Scan the lines below; pull out those with "bottom".

##### GIVEN ENTRIES #####

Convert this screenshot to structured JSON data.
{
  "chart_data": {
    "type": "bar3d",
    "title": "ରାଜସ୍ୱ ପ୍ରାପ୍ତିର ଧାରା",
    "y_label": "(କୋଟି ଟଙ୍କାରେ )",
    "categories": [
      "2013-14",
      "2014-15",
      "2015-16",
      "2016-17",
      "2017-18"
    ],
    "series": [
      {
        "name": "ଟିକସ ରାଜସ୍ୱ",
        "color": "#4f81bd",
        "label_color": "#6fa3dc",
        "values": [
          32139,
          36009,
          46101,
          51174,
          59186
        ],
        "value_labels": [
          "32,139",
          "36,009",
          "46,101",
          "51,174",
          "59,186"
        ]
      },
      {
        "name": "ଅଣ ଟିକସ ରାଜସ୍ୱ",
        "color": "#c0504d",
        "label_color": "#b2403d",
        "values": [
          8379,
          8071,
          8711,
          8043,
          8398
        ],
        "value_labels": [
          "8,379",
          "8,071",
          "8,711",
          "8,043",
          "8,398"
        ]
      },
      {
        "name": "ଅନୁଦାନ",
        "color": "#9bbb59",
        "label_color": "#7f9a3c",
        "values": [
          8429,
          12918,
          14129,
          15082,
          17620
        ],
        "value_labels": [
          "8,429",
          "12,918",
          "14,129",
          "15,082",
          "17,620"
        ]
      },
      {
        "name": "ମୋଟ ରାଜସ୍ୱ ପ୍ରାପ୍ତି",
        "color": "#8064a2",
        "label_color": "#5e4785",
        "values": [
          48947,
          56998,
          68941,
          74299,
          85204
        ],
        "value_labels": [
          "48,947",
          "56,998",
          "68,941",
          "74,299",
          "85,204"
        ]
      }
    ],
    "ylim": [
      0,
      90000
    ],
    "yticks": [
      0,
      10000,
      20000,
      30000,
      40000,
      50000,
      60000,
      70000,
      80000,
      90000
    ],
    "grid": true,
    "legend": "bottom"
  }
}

#####
##### GIVEN ENTRIES #####

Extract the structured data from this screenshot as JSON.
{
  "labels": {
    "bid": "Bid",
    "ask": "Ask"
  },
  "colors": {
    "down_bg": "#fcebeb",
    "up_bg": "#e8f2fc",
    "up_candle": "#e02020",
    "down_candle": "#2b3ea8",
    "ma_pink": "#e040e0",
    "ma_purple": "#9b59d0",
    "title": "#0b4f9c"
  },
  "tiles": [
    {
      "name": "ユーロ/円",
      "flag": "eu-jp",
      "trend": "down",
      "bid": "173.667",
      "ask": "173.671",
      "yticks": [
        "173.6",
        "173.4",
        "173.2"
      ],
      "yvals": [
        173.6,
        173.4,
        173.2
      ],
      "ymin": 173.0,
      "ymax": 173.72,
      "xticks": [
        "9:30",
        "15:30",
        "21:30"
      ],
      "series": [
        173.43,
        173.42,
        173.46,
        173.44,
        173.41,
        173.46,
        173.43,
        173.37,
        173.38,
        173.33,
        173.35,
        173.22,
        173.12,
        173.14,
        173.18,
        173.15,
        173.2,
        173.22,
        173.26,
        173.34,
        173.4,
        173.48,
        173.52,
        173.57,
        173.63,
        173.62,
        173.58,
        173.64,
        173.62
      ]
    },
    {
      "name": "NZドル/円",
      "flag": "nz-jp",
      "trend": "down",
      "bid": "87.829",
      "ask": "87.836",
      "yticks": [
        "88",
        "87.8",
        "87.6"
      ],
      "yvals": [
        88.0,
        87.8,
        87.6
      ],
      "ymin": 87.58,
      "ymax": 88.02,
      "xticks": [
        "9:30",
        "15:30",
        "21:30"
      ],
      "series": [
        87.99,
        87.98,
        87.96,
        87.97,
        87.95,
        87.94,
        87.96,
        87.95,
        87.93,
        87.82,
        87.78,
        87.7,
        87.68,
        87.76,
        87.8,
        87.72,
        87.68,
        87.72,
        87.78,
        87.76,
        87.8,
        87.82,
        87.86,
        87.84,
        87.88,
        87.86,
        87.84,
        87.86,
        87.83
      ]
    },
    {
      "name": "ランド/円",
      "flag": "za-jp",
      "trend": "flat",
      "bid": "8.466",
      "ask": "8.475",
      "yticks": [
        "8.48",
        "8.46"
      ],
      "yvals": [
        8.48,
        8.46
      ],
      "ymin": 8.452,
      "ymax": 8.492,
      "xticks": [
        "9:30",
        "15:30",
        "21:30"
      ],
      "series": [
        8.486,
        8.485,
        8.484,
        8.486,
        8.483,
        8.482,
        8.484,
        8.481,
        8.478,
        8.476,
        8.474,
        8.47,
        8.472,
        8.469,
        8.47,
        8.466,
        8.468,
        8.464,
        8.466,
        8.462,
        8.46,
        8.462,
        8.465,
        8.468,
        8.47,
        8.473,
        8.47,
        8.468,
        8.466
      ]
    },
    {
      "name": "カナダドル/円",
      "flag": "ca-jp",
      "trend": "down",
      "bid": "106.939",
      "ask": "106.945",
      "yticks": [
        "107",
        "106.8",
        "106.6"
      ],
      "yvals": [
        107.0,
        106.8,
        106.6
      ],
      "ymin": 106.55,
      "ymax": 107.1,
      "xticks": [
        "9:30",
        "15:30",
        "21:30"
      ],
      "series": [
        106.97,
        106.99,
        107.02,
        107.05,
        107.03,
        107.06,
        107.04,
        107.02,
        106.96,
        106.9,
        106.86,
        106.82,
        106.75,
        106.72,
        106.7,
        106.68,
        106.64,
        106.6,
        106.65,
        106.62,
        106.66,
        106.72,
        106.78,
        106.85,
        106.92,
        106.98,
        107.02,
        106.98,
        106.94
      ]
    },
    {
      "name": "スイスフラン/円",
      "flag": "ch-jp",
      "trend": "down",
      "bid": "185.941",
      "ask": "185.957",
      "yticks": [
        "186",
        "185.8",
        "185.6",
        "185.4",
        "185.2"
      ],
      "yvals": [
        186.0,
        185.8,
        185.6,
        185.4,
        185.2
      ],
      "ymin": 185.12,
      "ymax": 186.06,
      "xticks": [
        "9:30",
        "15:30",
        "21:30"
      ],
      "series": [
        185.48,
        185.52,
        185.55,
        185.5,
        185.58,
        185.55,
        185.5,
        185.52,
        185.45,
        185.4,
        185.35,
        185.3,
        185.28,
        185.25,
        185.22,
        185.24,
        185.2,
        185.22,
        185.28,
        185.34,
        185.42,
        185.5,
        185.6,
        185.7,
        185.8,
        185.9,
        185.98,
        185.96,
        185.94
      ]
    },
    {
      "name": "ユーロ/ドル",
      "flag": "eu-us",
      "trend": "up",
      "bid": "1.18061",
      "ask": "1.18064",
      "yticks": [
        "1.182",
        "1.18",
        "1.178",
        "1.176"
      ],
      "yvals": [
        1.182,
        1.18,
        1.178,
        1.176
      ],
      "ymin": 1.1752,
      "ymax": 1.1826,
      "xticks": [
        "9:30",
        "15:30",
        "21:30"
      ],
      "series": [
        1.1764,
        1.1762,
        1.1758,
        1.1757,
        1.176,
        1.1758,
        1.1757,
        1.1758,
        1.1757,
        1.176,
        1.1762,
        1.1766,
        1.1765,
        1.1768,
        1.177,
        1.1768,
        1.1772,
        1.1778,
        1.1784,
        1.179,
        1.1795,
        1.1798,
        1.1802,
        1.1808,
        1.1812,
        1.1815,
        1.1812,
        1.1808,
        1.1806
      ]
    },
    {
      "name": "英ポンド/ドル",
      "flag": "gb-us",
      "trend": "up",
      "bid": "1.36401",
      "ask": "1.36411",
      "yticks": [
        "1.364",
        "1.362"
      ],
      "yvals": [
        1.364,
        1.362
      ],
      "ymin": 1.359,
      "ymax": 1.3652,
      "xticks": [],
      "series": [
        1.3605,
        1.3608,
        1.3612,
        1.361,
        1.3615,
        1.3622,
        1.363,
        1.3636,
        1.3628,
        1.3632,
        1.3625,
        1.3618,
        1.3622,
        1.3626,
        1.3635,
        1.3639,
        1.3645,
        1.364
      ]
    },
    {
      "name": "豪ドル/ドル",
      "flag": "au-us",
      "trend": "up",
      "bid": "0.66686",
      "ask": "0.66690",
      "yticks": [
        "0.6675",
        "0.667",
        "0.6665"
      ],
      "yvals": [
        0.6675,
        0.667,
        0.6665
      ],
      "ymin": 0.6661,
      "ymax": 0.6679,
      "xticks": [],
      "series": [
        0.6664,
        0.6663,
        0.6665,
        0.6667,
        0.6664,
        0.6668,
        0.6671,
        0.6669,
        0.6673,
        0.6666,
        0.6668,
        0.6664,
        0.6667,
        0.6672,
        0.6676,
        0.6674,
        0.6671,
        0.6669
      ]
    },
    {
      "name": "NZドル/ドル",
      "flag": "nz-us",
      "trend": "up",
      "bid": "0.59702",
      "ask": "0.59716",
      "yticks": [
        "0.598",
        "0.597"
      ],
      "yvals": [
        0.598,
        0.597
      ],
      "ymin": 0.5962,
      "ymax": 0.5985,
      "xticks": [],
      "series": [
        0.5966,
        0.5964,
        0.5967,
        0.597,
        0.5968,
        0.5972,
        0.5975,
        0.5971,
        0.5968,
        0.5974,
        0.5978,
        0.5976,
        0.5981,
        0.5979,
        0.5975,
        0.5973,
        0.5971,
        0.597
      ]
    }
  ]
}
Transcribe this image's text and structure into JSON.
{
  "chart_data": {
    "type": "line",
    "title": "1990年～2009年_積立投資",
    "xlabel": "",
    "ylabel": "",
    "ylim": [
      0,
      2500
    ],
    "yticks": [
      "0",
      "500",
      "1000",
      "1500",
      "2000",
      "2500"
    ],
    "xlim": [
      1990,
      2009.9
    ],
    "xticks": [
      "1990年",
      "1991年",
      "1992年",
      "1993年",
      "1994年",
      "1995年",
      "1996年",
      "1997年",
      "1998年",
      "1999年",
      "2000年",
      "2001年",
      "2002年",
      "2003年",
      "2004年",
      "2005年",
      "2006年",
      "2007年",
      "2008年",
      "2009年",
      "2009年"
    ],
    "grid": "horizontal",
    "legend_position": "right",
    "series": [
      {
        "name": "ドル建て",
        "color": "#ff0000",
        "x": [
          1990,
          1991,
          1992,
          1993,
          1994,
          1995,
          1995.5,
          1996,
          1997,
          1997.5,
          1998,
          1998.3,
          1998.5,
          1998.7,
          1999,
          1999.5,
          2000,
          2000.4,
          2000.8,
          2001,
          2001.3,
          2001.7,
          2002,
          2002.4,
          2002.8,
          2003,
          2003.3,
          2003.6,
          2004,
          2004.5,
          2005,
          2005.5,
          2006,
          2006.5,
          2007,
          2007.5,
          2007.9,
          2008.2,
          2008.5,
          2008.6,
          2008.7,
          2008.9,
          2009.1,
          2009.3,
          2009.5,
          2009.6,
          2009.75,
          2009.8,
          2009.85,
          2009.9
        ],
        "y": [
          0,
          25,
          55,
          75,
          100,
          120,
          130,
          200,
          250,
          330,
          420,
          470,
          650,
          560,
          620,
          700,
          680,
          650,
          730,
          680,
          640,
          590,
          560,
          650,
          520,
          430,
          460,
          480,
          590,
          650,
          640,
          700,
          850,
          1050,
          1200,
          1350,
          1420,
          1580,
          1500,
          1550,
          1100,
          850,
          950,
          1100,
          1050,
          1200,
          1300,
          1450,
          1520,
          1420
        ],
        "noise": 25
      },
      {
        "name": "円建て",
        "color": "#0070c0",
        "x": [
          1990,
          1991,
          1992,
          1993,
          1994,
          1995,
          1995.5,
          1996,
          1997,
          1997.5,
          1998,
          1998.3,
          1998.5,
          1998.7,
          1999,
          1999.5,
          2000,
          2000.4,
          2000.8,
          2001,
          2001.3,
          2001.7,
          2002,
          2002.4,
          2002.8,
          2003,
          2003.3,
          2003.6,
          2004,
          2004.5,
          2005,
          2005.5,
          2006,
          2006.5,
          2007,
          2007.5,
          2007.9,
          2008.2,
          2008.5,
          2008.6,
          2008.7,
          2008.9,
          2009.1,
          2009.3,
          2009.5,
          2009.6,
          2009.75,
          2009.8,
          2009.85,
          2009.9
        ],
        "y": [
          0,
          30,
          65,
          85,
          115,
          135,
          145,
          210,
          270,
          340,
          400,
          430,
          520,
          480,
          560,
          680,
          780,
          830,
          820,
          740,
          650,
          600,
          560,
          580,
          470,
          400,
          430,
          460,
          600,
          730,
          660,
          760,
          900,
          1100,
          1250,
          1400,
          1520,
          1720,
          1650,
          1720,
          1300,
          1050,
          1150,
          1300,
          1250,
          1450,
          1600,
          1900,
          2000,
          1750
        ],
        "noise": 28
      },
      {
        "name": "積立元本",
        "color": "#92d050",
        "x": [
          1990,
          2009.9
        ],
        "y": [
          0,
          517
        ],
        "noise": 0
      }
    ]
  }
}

#####
##### GIVEN ENTRIES #####

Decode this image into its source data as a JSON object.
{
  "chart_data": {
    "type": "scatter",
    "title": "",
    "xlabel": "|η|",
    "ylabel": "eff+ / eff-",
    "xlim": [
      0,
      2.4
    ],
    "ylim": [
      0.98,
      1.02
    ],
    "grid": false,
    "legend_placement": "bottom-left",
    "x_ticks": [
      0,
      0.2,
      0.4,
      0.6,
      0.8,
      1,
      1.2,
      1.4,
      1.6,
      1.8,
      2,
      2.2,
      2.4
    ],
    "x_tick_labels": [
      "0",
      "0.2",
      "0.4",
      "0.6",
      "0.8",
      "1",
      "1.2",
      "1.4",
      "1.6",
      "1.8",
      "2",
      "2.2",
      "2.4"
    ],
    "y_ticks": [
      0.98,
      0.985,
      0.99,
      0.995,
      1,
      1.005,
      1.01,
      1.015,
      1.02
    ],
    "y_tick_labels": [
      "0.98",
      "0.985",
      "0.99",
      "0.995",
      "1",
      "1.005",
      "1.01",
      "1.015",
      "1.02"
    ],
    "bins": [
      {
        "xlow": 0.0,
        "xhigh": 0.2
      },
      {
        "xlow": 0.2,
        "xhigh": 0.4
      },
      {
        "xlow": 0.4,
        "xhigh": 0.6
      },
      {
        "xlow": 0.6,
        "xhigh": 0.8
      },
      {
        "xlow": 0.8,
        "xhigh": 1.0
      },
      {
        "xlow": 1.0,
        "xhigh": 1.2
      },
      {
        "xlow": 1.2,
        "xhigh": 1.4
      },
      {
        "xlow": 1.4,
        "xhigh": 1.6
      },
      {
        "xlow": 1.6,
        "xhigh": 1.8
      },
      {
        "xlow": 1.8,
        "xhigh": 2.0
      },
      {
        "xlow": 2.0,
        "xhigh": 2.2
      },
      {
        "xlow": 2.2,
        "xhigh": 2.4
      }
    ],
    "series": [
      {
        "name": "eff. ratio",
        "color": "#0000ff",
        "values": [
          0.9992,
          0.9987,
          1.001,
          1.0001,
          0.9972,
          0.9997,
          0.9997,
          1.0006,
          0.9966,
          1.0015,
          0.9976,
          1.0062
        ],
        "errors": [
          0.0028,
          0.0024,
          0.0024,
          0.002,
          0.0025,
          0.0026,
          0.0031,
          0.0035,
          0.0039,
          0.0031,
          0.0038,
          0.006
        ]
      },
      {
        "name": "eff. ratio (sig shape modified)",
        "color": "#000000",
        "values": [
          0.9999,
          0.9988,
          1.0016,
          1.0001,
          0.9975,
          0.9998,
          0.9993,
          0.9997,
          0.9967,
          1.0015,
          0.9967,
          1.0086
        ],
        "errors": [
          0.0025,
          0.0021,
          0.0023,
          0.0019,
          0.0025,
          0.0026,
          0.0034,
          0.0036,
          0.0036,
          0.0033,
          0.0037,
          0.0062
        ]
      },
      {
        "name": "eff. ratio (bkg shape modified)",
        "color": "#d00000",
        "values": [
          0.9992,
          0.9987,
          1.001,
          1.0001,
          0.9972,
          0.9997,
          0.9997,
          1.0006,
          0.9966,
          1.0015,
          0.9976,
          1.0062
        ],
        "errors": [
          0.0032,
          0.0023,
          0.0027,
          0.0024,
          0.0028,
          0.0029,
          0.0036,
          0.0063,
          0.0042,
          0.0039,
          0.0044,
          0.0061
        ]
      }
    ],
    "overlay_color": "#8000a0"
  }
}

#####

- [WRITTEN RESPONSE]
    "legend": "bottom"
    "legend_placement": "bottom-left",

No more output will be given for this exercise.